Teks Bacaan:
******************************

Hukum Perkawinan

14 Jun 2015

Syarat Sahnya Perkawinan menurut Undang-Undang no.1 tahun 1974





Syarat Sahnya Perkawinan

Artikel kali ini masih membahas tentang perkawinan, yaitu tentang syarat sahnya perkawinan. Syarat-syarat untuk sahnya perkawinan diatur dalam Bab II dari pasal 6 sampai dengan pasal 12 Undang-undang Nomor 1 Tahun 1974. Syarat berarti memenuhi ketentuan-ketentuan yang telah ditentukan, sah berarti menurut hukum yang berlaku. Perkawinan dikatakan sah apabila memenuhi syarat dan hukum yang telah ditentukan. Apabila perkawinan dilaksanakan tidak sesuai dengan tata tertib hukum yang ditentukan maka perkawinan itu menjadi tidak sah. Jadi yang dimaksud dengan syarat perkawinan adalah sesuatu yang harus ada dalam perkawinan, apabila ada salah satu dari syarat yang telah ditentukan tidak di penuhi maka perkawinan itu menjadi tidak sah.
Syarat perkawinan dibagi menjadi dua (2) yaitu:
a.       Syarat materiil
Adalah syarat yang melekat pada diri pihak-pihak yang melangsungkan perkawinan, dan disebut juga syarat subyektif.
b.       Syarat formal
Adalah tata cara atau prosedur melangsungkan perkawinan menurut agama dan undang-undang, disebut juga syarat obyektif.

******************************

Entri yang diambil dari sebuah koleksi

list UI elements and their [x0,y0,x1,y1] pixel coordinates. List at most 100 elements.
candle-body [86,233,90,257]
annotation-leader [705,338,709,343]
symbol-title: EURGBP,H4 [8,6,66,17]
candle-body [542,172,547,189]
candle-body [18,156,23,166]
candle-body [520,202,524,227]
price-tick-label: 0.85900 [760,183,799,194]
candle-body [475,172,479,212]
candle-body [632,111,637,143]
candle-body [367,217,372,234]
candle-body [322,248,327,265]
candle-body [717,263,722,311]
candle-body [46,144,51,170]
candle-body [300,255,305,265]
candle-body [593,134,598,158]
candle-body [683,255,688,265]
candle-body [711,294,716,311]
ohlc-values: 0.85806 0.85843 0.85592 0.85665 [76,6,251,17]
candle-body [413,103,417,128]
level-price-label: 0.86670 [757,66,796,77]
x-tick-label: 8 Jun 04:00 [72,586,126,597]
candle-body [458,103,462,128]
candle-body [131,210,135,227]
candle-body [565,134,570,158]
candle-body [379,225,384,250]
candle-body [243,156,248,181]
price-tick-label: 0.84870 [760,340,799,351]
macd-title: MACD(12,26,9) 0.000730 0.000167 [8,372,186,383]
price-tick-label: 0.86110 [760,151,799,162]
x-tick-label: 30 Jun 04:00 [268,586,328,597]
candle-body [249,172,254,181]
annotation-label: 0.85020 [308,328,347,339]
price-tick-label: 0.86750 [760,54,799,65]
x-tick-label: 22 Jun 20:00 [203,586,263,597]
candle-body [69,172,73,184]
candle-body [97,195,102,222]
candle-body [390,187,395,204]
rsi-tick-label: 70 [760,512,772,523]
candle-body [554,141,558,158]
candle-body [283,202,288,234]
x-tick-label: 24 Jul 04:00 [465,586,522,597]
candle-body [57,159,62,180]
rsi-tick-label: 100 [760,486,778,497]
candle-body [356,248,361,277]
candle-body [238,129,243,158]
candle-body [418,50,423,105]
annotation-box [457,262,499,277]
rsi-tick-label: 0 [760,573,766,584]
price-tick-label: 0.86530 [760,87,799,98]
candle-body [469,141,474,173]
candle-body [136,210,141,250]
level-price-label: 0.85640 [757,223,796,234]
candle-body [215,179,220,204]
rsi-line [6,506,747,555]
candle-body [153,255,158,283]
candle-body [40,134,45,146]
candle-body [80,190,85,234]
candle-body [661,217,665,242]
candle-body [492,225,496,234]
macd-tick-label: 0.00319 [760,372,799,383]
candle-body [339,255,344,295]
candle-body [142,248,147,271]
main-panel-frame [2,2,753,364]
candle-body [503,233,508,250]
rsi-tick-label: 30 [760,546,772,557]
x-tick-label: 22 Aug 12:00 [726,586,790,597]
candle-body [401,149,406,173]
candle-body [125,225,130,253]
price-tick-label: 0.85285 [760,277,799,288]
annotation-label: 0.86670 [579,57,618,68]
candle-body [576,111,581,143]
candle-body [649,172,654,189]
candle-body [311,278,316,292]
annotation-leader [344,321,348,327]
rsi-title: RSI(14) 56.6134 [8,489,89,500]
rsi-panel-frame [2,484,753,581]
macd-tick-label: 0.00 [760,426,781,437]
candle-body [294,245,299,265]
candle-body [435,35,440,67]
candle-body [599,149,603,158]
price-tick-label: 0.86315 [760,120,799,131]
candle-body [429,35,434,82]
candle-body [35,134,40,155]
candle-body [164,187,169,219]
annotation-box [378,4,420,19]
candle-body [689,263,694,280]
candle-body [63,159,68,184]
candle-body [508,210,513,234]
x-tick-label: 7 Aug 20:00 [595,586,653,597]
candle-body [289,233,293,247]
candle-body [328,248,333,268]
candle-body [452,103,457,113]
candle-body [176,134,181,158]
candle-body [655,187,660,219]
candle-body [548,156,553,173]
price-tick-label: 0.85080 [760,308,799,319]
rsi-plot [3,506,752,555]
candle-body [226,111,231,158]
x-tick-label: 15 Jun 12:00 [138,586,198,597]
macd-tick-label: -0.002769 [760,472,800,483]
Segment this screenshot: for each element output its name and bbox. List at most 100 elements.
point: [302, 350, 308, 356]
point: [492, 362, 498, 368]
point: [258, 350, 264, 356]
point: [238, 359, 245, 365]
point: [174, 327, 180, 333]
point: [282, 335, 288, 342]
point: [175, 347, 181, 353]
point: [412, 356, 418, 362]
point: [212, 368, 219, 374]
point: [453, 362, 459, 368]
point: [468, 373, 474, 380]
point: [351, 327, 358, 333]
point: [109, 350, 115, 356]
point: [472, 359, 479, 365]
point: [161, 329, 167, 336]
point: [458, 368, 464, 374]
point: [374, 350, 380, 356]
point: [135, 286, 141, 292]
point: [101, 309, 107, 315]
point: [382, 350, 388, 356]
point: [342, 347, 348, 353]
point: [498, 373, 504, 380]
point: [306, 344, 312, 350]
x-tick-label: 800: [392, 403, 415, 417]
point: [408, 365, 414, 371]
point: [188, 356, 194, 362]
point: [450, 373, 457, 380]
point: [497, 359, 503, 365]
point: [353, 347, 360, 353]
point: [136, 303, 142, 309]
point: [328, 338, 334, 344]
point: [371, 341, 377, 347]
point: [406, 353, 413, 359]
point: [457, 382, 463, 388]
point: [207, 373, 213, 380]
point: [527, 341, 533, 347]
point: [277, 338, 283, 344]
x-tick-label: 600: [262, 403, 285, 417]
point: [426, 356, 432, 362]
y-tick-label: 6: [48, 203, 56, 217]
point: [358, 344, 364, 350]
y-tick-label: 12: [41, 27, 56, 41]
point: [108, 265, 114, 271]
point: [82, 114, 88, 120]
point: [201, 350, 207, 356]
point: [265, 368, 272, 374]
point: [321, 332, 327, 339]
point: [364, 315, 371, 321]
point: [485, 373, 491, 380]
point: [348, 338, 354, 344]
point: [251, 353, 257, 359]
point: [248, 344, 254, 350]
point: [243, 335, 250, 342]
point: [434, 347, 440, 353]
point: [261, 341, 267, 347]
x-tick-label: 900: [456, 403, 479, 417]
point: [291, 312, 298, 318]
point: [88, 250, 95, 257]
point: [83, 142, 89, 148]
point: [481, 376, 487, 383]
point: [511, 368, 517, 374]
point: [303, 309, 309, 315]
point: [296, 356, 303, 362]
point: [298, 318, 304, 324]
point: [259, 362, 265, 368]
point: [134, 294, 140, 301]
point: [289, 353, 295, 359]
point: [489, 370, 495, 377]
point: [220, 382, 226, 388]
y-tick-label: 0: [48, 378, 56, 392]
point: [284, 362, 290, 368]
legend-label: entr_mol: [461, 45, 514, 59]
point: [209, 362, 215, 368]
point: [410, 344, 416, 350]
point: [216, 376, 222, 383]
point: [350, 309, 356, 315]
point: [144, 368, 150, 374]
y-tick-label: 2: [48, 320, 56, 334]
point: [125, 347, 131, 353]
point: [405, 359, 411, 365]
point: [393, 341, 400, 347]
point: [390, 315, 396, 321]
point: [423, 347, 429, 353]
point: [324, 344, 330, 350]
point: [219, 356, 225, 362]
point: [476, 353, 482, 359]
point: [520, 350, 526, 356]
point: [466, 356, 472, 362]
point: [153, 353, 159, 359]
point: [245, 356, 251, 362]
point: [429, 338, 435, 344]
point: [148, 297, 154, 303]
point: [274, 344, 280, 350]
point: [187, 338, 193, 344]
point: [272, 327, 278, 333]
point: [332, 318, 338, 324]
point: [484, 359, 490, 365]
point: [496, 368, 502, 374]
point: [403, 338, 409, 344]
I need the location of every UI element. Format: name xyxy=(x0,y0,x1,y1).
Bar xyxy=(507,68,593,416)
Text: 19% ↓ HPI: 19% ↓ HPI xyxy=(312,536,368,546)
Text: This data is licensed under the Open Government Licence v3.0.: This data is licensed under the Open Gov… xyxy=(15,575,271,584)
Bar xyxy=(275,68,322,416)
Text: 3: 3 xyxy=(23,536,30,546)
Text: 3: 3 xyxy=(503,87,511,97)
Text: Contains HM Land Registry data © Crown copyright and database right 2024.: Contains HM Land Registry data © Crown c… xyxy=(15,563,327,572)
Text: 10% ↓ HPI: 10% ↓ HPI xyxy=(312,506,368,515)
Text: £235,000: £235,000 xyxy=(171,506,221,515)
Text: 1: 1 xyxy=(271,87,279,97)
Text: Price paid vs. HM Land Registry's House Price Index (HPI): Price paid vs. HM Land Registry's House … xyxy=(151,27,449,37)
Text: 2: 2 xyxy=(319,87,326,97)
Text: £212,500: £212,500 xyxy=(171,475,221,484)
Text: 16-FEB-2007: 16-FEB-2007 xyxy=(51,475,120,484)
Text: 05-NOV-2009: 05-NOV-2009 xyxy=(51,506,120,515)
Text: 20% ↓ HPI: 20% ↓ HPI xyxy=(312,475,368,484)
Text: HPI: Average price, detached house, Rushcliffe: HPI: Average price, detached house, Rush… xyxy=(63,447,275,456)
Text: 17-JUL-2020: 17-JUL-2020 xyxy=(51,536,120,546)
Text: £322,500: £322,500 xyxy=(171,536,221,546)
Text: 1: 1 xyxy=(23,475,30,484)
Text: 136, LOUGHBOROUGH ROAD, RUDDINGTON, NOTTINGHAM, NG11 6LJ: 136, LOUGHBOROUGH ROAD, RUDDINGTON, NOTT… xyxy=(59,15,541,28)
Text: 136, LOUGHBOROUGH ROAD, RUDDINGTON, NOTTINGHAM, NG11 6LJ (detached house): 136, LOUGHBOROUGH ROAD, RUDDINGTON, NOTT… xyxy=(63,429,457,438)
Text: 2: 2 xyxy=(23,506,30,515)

******************************

Petunjuk Tugas: Menurut teks bacaan tentang syarat sahnya perkawinan, pasal-pasal mana dalam Undang-Undang Nomor 1 Tahun 1974 yang mengatur syarat sahnya perkawinan? Catatan tersebut merupakan materi tersendiri yang terpisah dari teks bacaan.

Jawaban Akhir: Pasal 6 sampai dengan pasal 12, yang terdapat dalam Bab II.